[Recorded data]
•••••
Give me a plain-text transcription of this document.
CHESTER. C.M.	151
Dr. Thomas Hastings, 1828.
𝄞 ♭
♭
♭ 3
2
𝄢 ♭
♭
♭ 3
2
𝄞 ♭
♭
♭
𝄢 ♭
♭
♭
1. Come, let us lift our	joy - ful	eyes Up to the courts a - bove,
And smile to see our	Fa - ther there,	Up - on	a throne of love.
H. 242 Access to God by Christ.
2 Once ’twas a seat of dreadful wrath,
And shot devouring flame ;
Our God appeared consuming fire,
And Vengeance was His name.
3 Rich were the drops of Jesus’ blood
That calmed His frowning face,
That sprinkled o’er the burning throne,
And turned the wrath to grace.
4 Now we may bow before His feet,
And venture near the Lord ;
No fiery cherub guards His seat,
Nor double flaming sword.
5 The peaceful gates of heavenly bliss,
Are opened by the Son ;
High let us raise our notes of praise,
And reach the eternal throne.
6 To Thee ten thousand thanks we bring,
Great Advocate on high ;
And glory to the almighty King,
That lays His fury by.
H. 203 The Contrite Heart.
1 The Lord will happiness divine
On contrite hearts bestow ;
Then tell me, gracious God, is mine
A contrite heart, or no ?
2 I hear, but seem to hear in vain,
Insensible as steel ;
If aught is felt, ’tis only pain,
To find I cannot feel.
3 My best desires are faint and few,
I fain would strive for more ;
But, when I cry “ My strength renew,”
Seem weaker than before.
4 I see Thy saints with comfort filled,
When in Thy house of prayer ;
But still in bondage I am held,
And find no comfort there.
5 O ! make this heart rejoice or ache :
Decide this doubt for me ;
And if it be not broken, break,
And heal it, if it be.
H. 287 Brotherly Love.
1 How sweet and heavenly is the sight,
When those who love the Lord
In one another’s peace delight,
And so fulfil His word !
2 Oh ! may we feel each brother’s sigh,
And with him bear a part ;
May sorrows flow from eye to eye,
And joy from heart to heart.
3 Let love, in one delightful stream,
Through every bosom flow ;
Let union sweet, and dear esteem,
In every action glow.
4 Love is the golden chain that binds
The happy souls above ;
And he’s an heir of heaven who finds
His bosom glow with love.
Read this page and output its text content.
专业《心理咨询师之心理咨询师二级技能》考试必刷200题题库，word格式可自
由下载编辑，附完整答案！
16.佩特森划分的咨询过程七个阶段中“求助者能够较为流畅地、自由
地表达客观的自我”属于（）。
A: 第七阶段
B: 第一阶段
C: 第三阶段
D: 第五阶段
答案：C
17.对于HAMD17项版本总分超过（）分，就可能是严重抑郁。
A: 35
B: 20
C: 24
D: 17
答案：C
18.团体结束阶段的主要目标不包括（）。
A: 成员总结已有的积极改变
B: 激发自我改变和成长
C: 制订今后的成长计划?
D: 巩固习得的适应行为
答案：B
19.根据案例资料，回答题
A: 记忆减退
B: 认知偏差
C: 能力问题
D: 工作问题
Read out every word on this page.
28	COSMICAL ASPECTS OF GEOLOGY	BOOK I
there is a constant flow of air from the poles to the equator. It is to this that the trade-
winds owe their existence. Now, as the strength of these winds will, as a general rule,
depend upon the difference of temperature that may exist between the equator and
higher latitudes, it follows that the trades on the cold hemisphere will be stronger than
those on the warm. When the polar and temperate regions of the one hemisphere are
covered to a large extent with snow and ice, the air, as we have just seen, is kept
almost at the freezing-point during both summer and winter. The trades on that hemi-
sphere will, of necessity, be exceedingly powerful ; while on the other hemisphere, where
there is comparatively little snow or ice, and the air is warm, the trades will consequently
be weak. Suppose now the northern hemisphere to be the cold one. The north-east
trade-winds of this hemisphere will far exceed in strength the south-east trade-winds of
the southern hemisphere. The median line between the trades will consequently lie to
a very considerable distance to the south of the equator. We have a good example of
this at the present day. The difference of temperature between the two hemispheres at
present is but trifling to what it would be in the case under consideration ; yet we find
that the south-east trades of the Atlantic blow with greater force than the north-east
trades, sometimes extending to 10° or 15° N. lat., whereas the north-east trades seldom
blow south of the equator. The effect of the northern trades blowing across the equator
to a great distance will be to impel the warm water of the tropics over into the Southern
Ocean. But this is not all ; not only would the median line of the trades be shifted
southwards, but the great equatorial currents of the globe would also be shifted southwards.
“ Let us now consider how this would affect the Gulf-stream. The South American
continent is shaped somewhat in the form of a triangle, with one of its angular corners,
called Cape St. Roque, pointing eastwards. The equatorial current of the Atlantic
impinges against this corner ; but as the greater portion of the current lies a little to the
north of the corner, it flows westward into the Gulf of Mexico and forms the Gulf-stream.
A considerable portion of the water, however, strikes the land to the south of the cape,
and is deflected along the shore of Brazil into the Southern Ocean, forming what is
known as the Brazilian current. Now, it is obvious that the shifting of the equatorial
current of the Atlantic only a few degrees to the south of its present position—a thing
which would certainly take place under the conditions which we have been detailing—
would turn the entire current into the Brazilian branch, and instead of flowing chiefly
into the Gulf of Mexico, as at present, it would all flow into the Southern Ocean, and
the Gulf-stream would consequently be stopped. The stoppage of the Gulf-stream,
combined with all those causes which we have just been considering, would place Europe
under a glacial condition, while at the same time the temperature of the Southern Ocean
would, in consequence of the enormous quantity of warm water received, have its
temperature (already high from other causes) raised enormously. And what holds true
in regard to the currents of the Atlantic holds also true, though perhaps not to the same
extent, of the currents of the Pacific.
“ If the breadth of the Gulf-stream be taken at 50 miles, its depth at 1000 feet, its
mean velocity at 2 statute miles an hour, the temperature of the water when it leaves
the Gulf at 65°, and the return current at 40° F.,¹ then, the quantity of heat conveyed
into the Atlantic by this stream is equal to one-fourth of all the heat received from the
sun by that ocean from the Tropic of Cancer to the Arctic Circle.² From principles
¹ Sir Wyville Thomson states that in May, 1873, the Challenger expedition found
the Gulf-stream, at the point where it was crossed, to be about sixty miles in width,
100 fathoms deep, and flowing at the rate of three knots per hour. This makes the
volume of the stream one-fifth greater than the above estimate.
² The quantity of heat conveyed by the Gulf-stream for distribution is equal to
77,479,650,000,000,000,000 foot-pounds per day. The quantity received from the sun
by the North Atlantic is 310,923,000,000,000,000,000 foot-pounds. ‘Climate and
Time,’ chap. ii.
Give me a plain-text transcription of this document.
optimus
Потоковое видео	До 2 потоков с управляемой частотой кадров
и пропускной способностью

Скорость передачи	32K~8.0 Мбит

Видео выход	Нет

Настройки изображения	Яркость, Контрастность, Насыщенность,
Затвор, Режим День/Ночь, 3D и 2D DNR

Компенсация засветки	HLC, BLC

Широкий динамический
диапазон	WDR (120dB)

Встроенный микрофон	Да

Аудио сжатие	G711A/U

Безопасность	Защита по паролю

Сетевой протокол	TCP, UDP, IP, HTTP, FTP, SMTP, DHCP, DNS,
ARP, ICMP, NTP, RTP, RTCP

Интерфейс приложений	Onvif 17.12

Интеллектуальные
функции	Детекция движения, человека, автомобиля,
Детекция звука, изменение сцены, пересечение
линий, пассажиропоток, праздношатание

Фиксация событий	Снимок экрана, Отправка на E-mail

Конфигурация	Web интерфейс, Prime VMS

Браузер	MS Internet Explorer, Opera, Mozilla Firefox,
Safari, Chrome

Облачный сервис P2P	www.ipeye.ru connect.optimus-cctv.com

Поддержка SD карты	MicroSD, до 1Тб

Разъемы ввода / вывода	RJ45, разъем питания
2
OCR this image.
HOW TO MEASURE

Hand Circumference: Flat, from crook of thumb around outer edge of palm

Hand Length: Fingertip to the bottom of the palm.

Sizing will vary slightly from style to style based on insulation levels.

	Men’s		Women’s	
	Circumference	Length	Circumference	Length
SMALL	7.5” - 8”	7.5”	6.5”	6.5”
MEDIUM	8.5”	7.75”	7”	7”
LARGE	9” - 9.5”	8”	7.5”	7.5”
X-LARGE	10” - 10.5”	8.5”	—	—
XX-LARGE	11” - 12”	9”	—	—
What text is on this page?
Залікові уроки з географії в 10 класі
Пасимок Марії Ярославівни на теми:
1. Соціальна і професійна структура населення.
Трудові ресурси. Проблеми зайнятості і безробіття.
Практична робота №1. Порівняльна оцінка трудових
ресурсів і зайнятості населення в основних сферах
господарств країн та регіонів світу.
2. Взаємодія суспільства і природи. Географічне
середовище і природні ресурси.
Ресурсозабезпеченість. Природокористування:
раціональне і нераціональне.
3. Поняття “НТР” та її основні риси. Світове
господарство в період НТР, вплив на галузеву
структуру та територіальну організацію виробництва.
•••••
* **DESCRIPTION OF THE TASK**: Pull out all lines containing "equal".

* **SOLUTION FOR THIS PROBLEM**:
into the Atlantic by this stream is equal to one-fourth of all the heat received from the
² The quantity of heat conveyed by the Gulf-stream for distribution is equal to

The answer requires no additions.